[BEGIN Data provided]
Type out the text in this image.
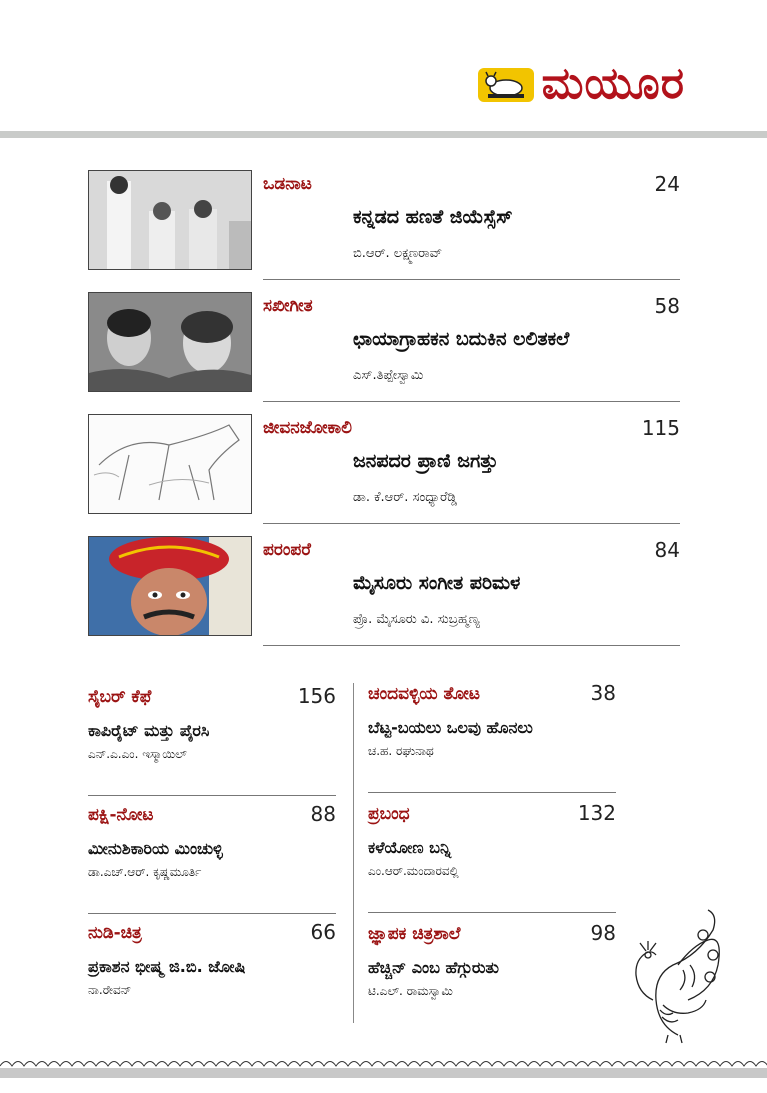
ಮಯೂರ
ಒಡನಾಟ	24
ಕನ್ನಡದ ಹಣತೆ ಜಿಯೆಸ್ಸೆಸ್
ಬಿ.ಆರ್. ಲಕ್ಷ್ಮಣರಾವ್
ಸಖೀಗೀತ	58
ಛಾಯಾಗ್ರಾಹಕನ ಬದುಕಿನ ಲಲಿತಕಲೆ
ಎಸ್.ತಿಪ್ಪೇಸ್ವಾಮಿ
ಜೀವನಜೋಕಾಲಿ	115
ಜನಪದರ ಪ್ರಾಣಿ ಜಗತ್ತು
ಡಾ. ಕೆ.ಆರ್. ಸಂಧ್ಯಾರೆಡ್ಡಿ
ಪರಂಪರೆ	84
ಮೈಸೂರು ಸಂಗೀತ ಪರಿಮಳ
ಪ್ರೊ. ಮೈಸೂರು ವಿ. ಸುಬ್ರಹ್ಮಣ್ಯ
ಸೈಬರ್ ಕೆಫೆ	156
ಕಾಪಿರೈಟ್ ಮತ್ತು ಪೈರಸಿ
ಎನ್.ಎ.ಎಂ. ಇಸ್ಮಾಯಿಲ್
ಪಕ್ಷಿ-ನೋಟ	88
ಮೀನುಶಿಕಾರಿಯ ಮಿಂಚುಳ್ಳಿ
ಡಾ.ಎಚ್.ಆರ್. ಕೃಷ್ಣಮೂರ್ತಿ
ನುಡಿ-ಚಿತ್ರ	66
ಪ್ರಕಾಶನ ಭೀಷ್ಮ ಜಿ.ಬಿ. ಜೋಷಿ
ನಾ.ರೇವನ್
ಚಂದವಳ್ಳಿಯ ತೋಟ	38
ಬೆಟ್ಟ-ಬಯಲು ಒಲವು ಹೊನಲು
ಚ.ಹ. ರಘುನಾಥ
ಪ್ರಬಂಧ	132
ಕಳೆಯೋಣ ಬನ್ನಿ
ಎಂ.ಆರ್.ಮಂದಾರವಲ್ಲಿ
ಜ್ಞಾಪಕ ಚಿತ್ರಶಾಲೆ	98
ಹೆಚ್ಚಿನ್ ಎಂಬ ಹೆಗ್ಗುರುತು
ಟಿ.ಎಲ್. ರಾಮಸ್ವಾಮಿ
[END Data provided]
Work to be completed =
Write out the entries again, exactly as given, skipping any images.

Response to this exercise =
Type out the text in this image.
ಮಯೂರ
ಒಡನಾಟ	24
ಕನ್ನಡದ ಹಣತೆ ಜಿಯೆಸ್ಸೆಸ್
ಬಿ.ಆರ್. ಲಕ್ಷ್ಮಣರಾವ್
ಸಖೀಗೀತ	58
ಛಾಯಾಗ್ರಾಹಕನ ಬದುಕಿನ ಲಲಿತಕಲೆ
ಎಸ್.ತಿಪ್ಪೇಸ್ವಾಮಿ
ಜೀವನಜೋಕಾಲಿ	115
ಜನಪದರ ಪ್ರಾಣಿ ಜಗತ್ತು
ಡಾ. ಕೆ.ಆರ್. ಸಂಧ್ಯಾರೆಡ್ಡಿ
ಪರಂಪರೆ	84
ಮೈಸೂರು ಸಂಗೀತ ಪರಿಮಳ
ಪ್ರೊ. ಮೈಸೂರು ವಿ. ಸುಬ್ರಹ್ಮಣ್ಯ
ಸೈಬರ್ ಕೆಫೆ	156
ಕಾಪಿರೈಟ್ ಮತ್ತು ಪೈರಸಿ
ಎನ್.ಎ.ಎಂ. ಇಸ್ಮಾಯಿಲ್
ಪಕ್ಷಿ-ನೋಟ	88
ಮೀನುಶಿಕಾರಿಯ ಮಿಂಚುಳ್ಳಿ
ಡಾ.ಎಚ್.ಆರ್. ಕೃಷ್ಣಮೂರ್ತಿ
ನುಡಿ-ಚಿತ್ರ	66
ಪ್ರಕಾಶನ ಭೀಷ್ಮ ಜಿ.ಬಿ. ಜೋಷಿ
ನಾ.ರೇವನ್
ಚಂದವಳ್ಳಿಯ ತೋಟ	38
ಬೆಟ್ಟ-ಬಯಲು ಒಲವು ಹೊನಲು
ಚ.ಹ. ರಘುನಾಥ
ಪ್ರಬಂಧ	132
ಕಳೆಯೋಣ ಬನ್ನಿ
ಎಂ.ಆರ್.ಮಂದಾರವಲ್ಲಿ
ಜ್ಞಾಪಕ ಚಿತ್ರಶಾಲೆ	98
ಹೆಚ್ಚಿನ್ ಎಂಬ ಹೆಗ್ಗುರುತು
ಟಿ.ಎಲ್. ರಾಮಸ್ವಾಮಿ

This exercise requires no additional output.